> **Exercise description**
Copy out each line of the data that contains "badge".

> **Material supplied**
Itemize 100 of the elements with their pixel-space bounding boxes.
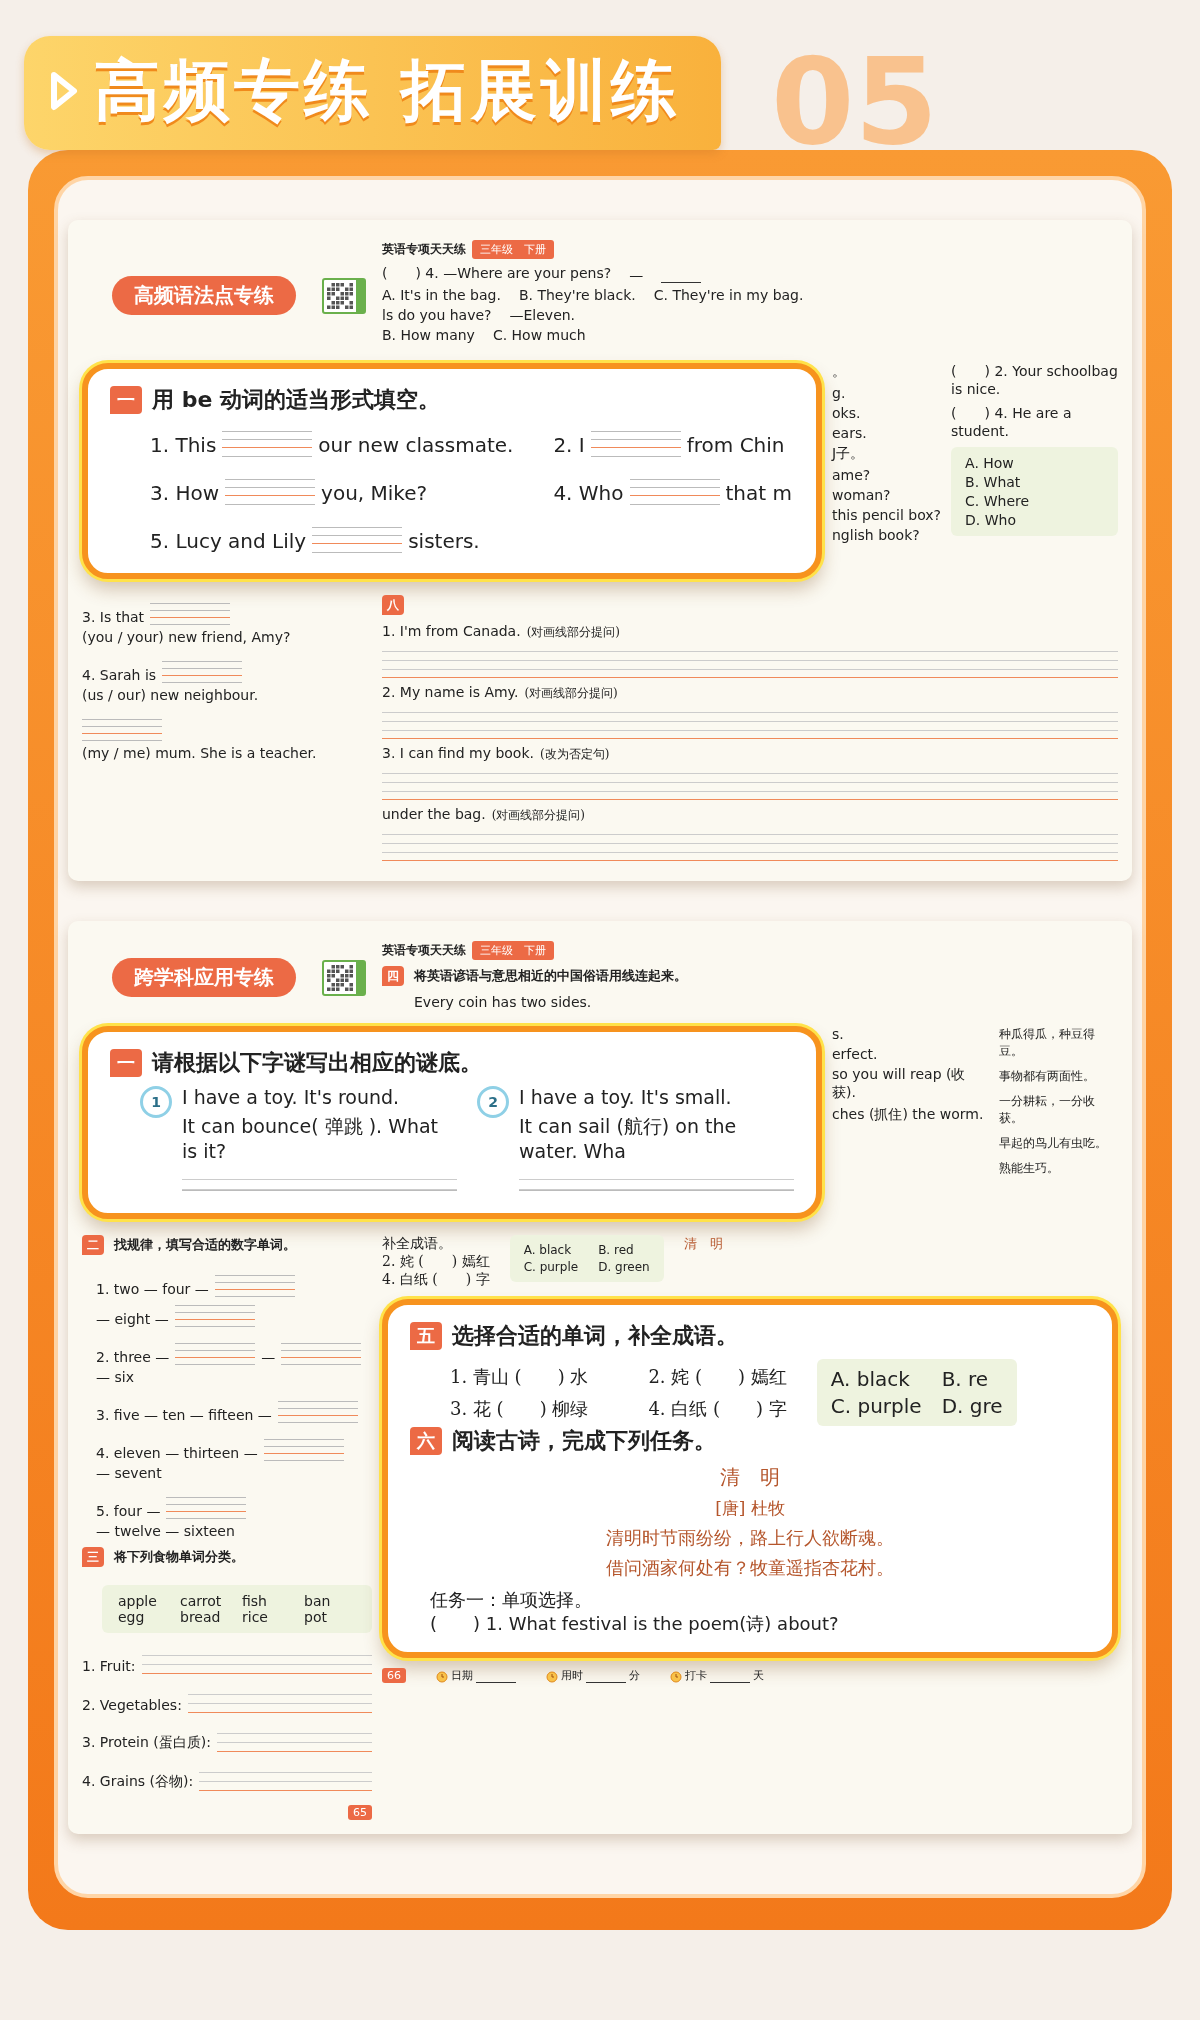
cut-off-text: erfect.	[832, 1046, 879, 1062]
hint-text: (改为否定句)	[539, 747, 610, 761]
riddle-text: I have a toy. It's small.	[519, 1086, 733, 1108]
item-text: (my / me) mum. She is a teacher.	[82, 745, 317, 761]
item-text: 4. Who	[553, 481, 624, 505]
item-text: — sevent	[96, 1465, 162, 1481]
category-label: 3. Protein (蛋白质):	[82, 1734, 211, 1752]
field-label: 打卡	[685, 1668, 707, 1683]
item-text: 4. Sarah is	[82, 667, 157, 683]
item-text: ( ) 4. —Where are your pens?	[382, 265, 612, 283]
section-title: 补全成语。	[382, 1235, 452, 1251]
question-text: under the bag.	[382, 806, 486, 822]
clock-icon	[670, 1671, 682, 1683]
hint-text: (对画线部分提问)	[526, 625, 620, 639]
question-text: 2. 姹 ( ) 嫣红	[648, 1364, 787, 1389]
proverb-text: 早起的鸟儿有虫吃。	[998, 1135, 1108, 1152]
qr-code-icon	[322, 277, 366, 314]
cut-off-text: ame?	[832, 467, 872, 483]
option-text: D. green	[598, 1260, 650, 1274]
section-title: 请根据以下字谜写出相应的谜底。	[152, 1049, 482, 1077]
banner-title: 高频专练 拓展训练	[94, 51, 681, 131]
category-label: 2. Vegetables:	[82, 1697, 182, 1713]
item-text: A. It's in the bag.	[382, 287, 501, 303]
section-number: 一	[110, 386, 142, 414]
proverb-text: Every coin has two sides.	[414, 994, 592, 1010]
item-text: —	[261, 1349, 276, 1365]
poem-author: [唐] 杜牧	[715, 1497, 785, 1520]
cut-off-text: this pencil box?	[832, 507, 942, 523]
question-text: 1. I'm from Canada.	[382, 623, 521, 639]
cut-off-text: so you will reap (收获).	[832, 1066, 967, 1102]
item-text: 2. three —	[96, 1349, 170, 1365]
chapter-pill: 跨学科应用专练	[112, 958, 296, 997]
item-text: 3. Is that	[82, 609, 145, 625]
question-text: ( ) 2. Your schoolbag is nice.	[951, 363, 1118, 397]
item-text: (you / your) new friend, Amy?	[82, 629, 291, 645]
field-label: 日期	[451, 1668, 473, 1683]
cut-off-text: woman?	[832, 487, 892, 503]
item-text: sisters.	[408, 529, 480, 553]
option-text: B. What	[965, 474, 1022, 490]
cut-off-text: g.	[832, 385, 847, 401]
option-text: A. black	[523, 1243, 573, 1257]
cut-off-text: J子。	[832, 445, 866, 463]
cut-off-text: oks.	[832, 405, 862, 421]
item-text: 3. five — ten — fifteen —	[96, 1407, 272, 1423]
item-text: — six	[96, 1369, 134, 1385]
section-title: 阅读古诗，完成下列任务。	[452, 1427, 716, 1455]
book-series-title: 英语专项天天练	[382, 942, 466, 959]
play-icon	[50, 71, 78, 111]
poem-line: 借问酒家何处有？牧童遥指杏花村。	[606, 1556, 894, 1580]
number-badge: 2	[477, 1086, 509, 1118]
riddle-text: I have a toy. It's round.	[182, 1086, 401, 1108]
question-text: 4. 白纸 ( ) 字	[648, 1396, 787, 1421]
proverb-text: 种瓜得瓜，种豆得豆。	[998, 1026, 1096, 1060]
item-text: 5. Lucy and Lily	[150, 529, 307, 553]
section-title: 选择合适的单词，补全成语。	[452, 1322, 738, 1350]
riddle-text: It can bounce( 弹跳 ). What is it?	[182, 1114, 440, 1162]
category-label: 1. Fruit:	[82, 1658, 136, 1674]
task-title: 任务一：单项选择。	[430, 1589, 592, 1610]
field-label: 用时	[561, 1668, 583, 1683]
word-text: ban	[304, 1593, 332, 1609]
cut-off-text: 。	[832, 363, 847, 381]
book-series-title: 英语专项天天练	[382, 241, 466, 258]
question-text: 2. 姹 ( ) 嫣红	[382, 1253, 490, 1269]
clock-icon	[546, 1671, 558, 1683]
question-text: 3. I can find my book.	[382, 745, 534, 761]
word-text: fish	[242, 1593, 268, 1609]
question-text: ( ) 4. He are a student.	[951, 405, 1073, 439]
word-text: apple	[118, 1593, 158, 1609]
section-number: 三	[82, 1547, 104, 1567]
section-title: 将下列食物单词分类。	[114, 1548, 244, 1566]
item-text: — twelve — sixteen	[96, 1523, 235, 1539]
word-text: bread	[180, 1609, 222, 1625]
option-text: B. re	[941, 1367, 990, 1391]
word-text: carrot	[180, 1593, 223, 1609]
item-text: — eight —	[96, 1311, 169, 1327]
word-text: egg	[118, 1609, 146, 1625]
poem-line: 清明时节雨纷纷，路上行人欲断魂。	[606, 1526, 894, 1550]
option-text: C. purple	[523, 1260, 579, 1274]
question-text: 2. My name is Amy.	[382, 684, 519, 700]
question-text: 1. 青山 ( ) 水	[450, 1364, 589, 1389]
option-text: C. Where	[965, 493, 1030, 509]
item-text: C. How much	[492, 327, 586, 343]
qr-code-icon	[322, 959, 366, 996]
riddle-text: It can sail (航行) on the water. Wha	[519, 1114, 738, 1162]
option-text: D. gre	[941, 1394, 1003, 1418]
chapter-number: 05	[771, 54, 938, 150]
item-text: —Eleven.	[509, 307, 576, 323]
option-text: C. purple	[830, 1394, 922, 1418]
cut-off-text: ears.	[832, 425, 868, 441]
poem-title: 清 明	[720, 1464, 780, 1491]
grade-badge: 三年级 下册	[472, 941, 554, 960]
option-text: A. black	[830, 1367, 911, 1391]
item-text: 1. two — four —	[96, 1281, 209, 1297]
item-text: that m	[725, 481, 792, 505]
hint-text: (对画线部分提问)	[524, 686, 618, 700]
field-unit: 分	[629, 1668, 640, 1683]
question-text: 3. 花 ( ) 柳绿	[450, 1396, 589, 1421]
grade-badge: 三年级 下册	[472, 240, 554, 259]
item-text: 4. eleven — thirteen —	[96, 1445, 258, 1461]
option-text: B. red	[598, 1243, 635, 1257]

> **Final answer**
number-badge: 2	[477, 1086, 509, 1118]
grade-badge: 三年级 下册	[472, 941, 554, 960]
grade-badge: 三年级 下册	[472, 240, 554, 259]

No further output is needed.